表示本文 =
Vol.37 No.Supplement

一般口演
消化器:NASH・脂肪肝

(S389)

脂肪肝における超音波所見と肝生検組織像との比較

Association between B-mode ultrasonography images and liver histology in patients with fatty liver disease

乙部 克彦1, 竹島 賢治1, 高橋 健一1, 今吉 由美1, 丹羽 文彦1, 加藤 廣正1, 坂野 信也1, 熊田 卓2, 桐山 勢生2, 豊田 秀徳2

Katsuhiko OTOBE1, Kenji TAKESHIMA1, Kenichi TAKAHASHI1, Yumi IMAYOSHI1, Fumihiko NIWA1, Hiromasa KATOU1, Shinya BANNO1, Takashi KUMADA2, Seiki KIRIYAMA2, Hidenori TOYODA2

1大垣市民病院医療技術部診療検査科, 2大垣市民病院消化器科

1Department of Clinical Research, Ogaki municipal hospital, 2Department of Gastroenterology, Ogaki municipal hospital

キーワード :

【はじめに】
最近,肥満,糖尿病,高血圧,脂質代謝異常などの増加を背景として社会的にメタボリックシンドロームが注目を浴びている.メタボリックシンドロームに脂肪肝が高頻度に合併していると言われているが,脂肪肝の拾い上げ検査として超音波検査が最初に施行されることが多い.しかし,脂肪肝の超音波所見は特徴的であるが,その所見は客観性に乏しい.今回我々は,脂肪肝の超音波所見をスコア化し,肝生検組織診断と脂肪化について比較検討した.

理解度の確認 =
A – 脂肪肝に関する抄録について、次の問いに答えてください。
(i) 著者らが所属する病院はどこですか。
(ii) 脂肪肝の拾い上げ検査として、最初に施行されることが多い検査は何ですか。
(iii) 脂肪肝の超音波所見は、どのような点に乏しいとされていますか。
B – 脂肪肝に関する抄録のうち、「Association between B-mode」から「脂肪化について比較検討した.」までを一字一句変えずに書き写してください。

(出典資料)
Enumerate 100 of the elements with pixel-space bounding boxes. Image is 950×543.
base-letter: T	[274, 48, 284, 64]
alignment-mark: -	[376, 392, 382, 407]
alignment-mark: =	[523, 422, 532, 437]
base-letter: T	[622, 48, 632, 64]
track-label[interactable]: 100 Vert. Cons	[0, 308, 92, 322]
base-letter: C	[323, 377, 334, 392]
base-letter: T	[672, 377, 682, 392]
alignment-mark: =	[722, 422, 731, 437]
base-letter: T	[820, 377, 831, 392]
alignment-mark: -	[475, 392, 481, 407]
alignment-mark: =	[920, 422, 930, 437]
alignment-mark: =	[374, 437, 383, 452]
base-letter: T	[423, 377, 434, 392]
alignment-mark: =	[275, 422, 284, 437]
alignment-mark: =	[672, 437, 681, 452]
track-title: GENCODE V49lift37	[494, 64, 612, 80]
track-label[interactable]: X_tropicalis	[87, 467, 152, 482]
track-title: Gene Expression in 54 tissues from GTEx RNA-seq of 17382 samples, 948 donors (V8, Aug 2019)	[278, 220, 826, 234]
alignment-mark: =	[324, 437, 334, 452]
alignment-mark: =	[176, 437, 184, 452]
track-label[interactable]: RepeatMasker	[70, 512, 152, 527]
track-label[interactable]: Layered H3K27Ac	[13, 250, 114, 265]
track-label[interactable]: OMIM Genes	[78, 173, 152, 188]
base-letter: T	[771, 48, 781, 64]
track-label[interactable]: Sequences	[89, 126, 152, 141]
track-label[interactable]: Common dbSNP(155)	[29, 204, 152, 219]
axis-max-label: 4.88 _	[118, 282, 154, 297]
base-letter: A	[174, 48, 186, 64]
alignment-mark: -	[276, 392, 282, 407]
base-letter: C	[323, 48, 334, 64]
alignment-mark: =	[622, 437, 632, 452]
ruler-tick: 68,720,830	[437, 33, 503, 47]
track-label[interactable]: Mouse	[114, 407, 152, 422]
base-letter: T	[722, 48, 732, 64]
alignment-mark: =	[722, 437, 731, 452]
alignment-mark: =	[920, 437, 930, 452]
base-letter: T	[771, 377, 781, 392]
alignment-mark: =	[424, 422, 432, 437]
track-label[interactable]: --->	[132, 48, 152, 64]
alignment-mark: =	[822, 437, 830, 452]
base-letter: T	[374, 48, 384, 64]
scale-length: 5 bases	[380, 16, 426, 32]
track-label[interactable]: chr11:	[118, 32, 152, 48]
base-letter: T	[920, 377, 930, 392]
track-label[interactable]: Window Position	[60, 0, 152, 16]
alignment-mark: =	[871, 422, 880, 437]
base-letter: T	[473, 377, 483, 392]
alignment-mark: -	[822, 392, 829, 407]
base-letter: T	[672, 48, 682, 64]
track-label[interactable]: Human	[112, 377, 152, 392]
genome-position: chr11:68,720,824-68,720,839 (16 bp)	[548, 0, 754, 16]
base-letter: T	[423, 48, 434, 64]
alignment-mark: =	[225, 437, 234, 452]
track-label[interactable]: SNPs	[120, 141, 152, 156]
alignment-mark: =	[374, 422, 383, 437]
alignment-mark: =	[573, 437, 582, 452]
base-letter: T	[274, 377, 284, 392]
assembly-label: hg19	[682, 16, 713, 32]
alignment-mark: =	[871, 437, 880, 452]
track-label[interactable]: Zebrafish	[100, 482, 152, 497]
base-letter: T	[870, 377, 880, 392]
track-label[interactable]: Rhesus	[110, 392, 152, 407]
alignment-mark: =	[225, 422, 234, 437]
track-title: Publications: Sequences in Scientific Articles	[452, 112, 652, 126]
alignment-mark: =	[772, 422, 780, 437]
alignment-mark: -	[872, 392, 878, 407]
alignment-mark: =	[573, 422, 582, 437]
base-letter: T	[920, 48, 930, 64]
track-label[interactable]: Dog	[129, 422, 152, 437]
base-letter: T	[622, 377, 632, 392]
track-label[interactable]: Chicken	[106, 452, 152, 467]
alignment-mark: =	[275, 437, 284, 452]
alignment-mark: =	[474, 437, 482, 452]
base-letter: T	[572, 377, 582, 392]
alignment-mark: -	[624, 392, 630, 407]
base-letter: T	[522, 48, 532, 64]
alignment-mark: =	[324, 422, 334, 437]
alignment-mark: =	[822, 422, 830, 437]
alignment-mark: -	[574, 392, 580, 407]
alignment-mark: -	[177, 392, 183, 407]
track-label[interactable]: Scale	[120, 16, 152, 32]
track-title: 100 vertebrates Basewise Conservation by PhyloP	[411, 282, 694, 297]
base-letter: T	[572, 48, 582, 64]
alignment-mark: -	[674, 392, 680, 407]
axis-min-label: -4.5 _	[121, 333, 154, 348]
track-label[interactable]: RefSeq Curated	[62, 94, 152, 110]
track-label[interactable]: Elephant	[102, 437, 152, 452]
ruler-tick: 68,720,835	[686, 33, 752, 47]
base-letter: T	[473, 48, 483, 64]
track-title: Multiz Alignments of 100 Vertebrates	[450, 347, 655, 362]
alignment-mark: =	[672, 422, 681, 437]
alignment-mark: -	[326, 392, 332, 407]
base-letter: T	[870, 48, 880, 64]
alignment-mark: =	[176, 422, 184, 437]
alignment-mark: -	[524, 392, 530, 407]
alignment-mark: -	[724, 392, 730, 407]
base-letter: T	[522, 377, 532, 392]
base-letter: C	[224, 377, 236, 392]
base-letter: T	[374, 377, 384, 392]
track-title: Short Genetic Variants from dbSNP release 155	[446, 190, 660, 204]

各問の解答 =
A –
(i) 大垣市民病院
(ii) 超音波検査
(iii) 客観性

B –
Association between B-mode ultrasonography images and liver histology in patients with fatty liver disease

乙部 克彦1, 竹島 賢治1, 高橋 健一1, 今吉 由美1, 丹羽 文彦1, 加藤 廣正1, 坂野 信也1, 熊田 卓2, 桐山 勢生2, 豊田 秀徳2

Katsuhiko OTOBE1, Kenji TAKESHIMA1, Kenichi TAKAHASHI1, Yumi IMAYOSHI1, Fumihiko NIWA1, Hiromasa KATOU1, Shinya BANNO1, Takashi KUMADA2, Seiki KIRIYAMA2, Hidenori TOYODA2

1大垣市民病院医療技術部診療検査科, 2大垣市民病院消化器科

1Department of Clinical Research, Ogaki municipal hospital, 2Department of Gastroenterology, Ogaki municipal hospital

キーワード :

【はじめに】
最近,肥満,糖尿病,高血圧,脂質代謝異常などの増加を背景として社会的にメタボリックシンドロームが注目を浴びている.メタボリックシンドロームに脂肪肝が高頻度に合併していると言われているが,脂肪肝の拾い上げ検査として超音波検査が最初に施行されることが多い.しかし,脂肪肝の超音波所見は特徴的であるが,その所見は客観性に乏しい.今回我々は,脂肪肝の超音波所見をスコア化し,肝生検組織診断と脂肪化について比較検討した.